**What is required**
Copy out all of the material, matching it word for word.

**Task inputs**
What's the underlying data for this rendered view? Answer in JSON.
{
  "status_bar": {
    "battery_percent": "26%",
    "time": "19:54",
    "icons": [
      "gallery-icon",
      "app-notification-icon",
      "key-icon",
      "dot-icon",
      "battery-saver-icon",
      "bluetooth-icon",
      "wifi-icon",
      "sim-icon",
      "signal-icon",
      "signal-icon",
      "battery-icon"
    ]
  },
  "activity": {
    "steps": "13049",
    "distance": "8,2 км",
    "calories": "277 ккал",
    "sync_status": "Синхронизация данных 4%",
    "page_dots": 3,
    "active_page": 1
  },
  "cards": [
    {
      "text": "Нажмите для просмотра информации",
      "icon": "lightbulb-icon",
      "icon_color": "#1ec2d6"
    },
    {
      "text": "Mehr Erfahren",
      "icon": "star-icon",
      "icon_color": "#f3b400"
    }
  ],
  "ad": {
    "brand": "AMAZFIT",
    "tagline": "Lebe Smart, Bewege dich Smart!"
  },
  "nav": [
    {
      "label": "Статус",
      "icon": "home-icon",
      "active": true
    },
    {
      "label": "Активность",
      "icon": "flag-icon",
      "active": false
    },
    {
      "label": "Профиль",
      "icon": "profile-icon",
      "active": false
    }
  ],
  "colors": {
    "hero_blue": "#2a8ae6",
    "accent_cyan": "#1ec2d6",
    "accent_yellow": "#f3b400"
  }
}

**Output of the task**
What's the underlying data for this rendered view? Answer in JSON.
{
  "status_bar": {
    "battery_percent": "26%",
    "time": "19:54",
    "icons": [
      "gallery-icon",
      "app-notification-icon",
      "key-icon",
      "dot-icon",
      "battery-saver-icon",
      "bluetooth-icon",
      "wifi-icon",
      "sim-icon",
      "signal-icon",
      "signal-icon",
      "battery-icon"
    ]
  },
  "activity": {
    "steps": "13049",
    "distance": "8,2 км",
    "calories": "277 ккал",
    "sync_status": "Синхронизация данных 4%",
    "page_dots": 3,
    "active_page": 1
  },
  "cards": [
    {
      "text": "Нажмите для просмотра информации",
      "icon": "lightbulb-icon",
      "icon_color": "#1ec2d6"
    },
    {
      "text": "Mehr Erfahren",
      "icon": "star-icon",
      "icon_color": "#f3b400"
    }
  ],
  "ad": {
    "brand": "AMAZFIT",
    "tagline": "Lebe Smart, Bewege dich Smart!"
  },
  "nav": [
    {
      "label": "Статус",
      "icon": "home-icon",
      "active": true
    },
    {
      "label": "Активность",
      "icon": "flag-icon",
      "active": false
    },
    {
      "label": "Профиль",
      "icon": "profile-icon",
      "active": false
    }
  ],
  "colors": {
    "hero_blue": "#2a8ae6",
    "accent_cyan": "#1ec2d6",
    "accent_yellow": "#f3b400"
  }
}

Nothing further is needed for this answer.